An exact reproduction of the records is required, with all images left out.
=== Records for processing ===
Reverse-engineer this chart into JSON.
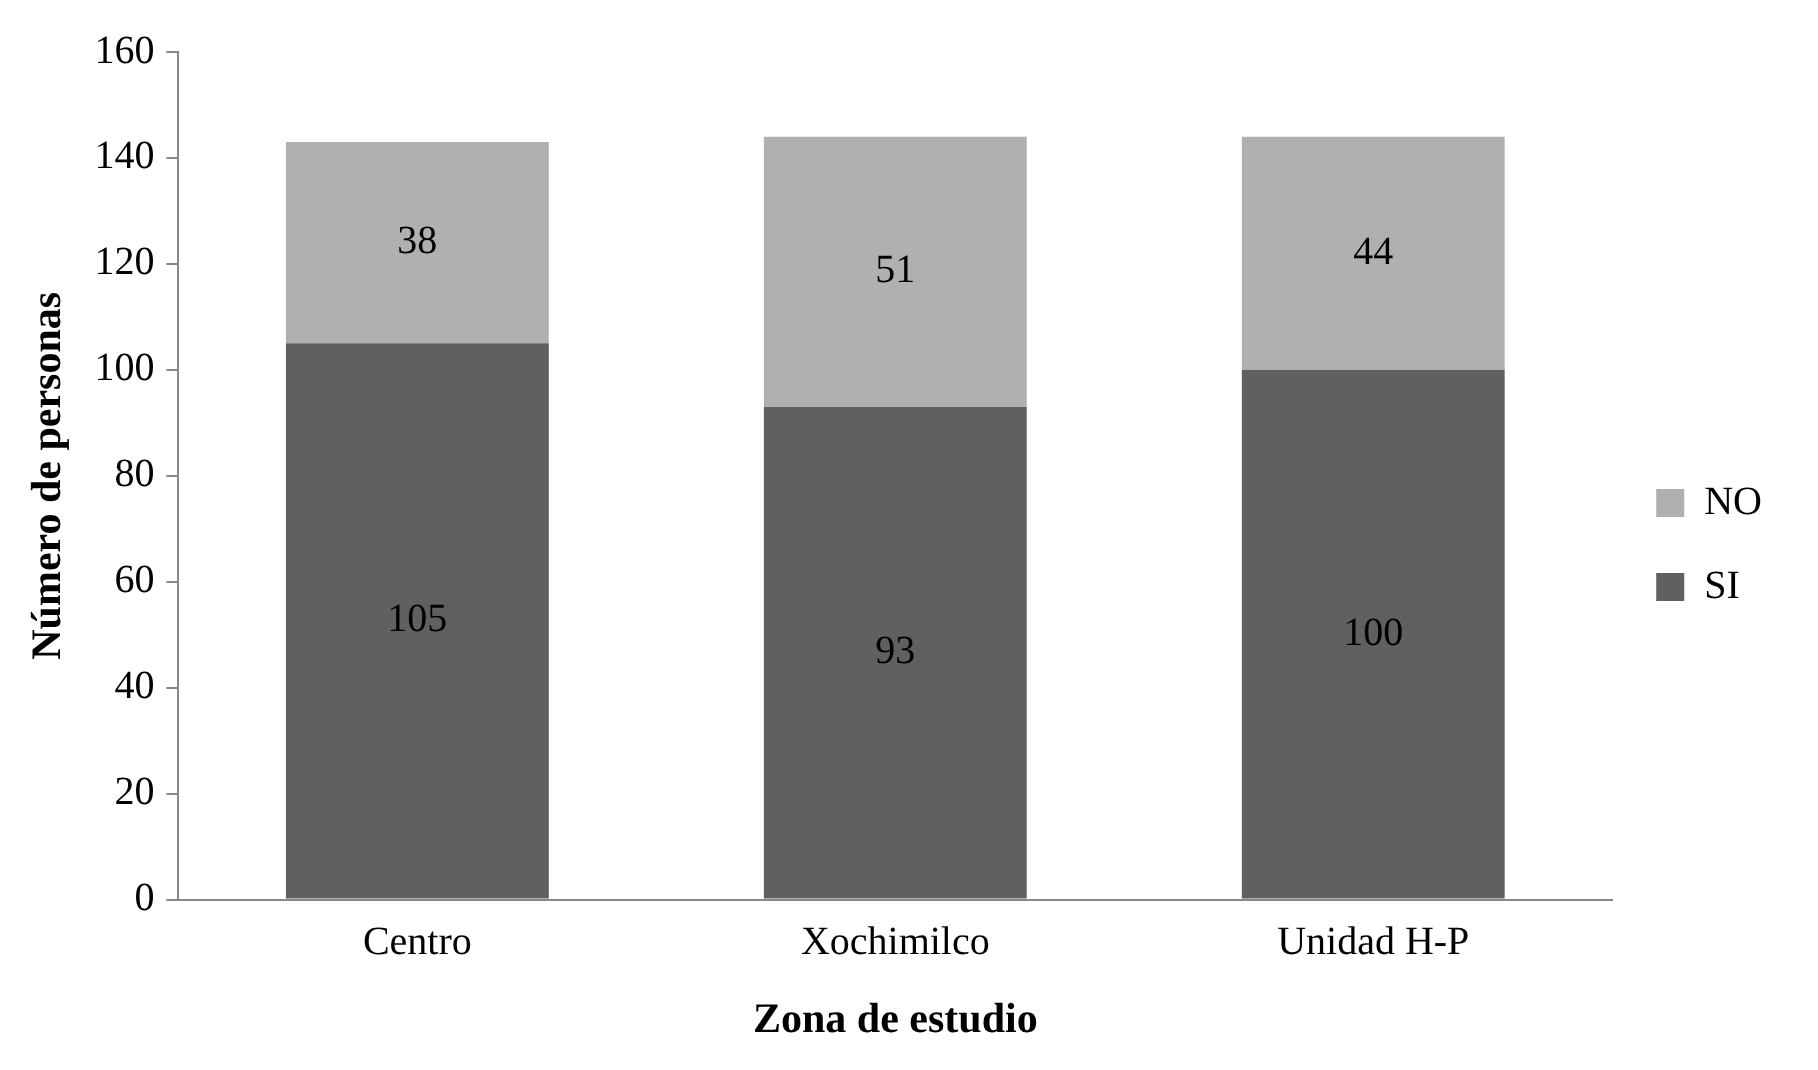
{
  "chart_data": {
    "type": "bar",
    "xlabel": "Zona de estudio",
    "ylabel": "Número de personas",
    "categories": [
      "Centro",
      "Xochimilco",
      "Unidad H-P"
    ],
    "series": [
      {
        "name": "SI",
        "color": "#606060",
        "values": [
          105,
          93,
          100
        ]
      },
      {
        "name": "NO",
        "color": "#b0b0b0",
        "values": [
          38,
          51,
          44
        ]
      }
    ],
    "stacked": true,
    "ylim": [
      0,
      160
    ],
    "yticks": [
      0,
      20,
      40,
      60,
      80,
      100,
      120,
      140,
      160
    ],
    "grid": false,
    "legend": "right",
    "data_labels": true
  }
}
===
Answer to the problem:
Reverse-engineer this chart into JSON.
{
  "chart_data": {
    "type": "bar",
    "xlabel": "Zona de estudio",
    "ylabel": "Número de personas",
    "categories": [
      "Centro",
      "Xochimilco",
      "Unidad H-P"
    ],
    "series": [
      {
        "name": "SI",
        "color": "#606060",
        "values": [
          105,
          93,
          100
        ]
      },
      {
        "name": "NO",
        "color": "#b0b0b0",
        "values": [
          38,
          51,
          44
        ]
      }
    ],
    "stacked": true,
    "ylim": [
      0,
      160
    ],
    "yticks": [
      0,
      20,
      40,
      60,
      80,
      100,
      120,
      140,
      160
    ],
    "grid": false,
    "legend": "right",
    "data_labels": true
  }
}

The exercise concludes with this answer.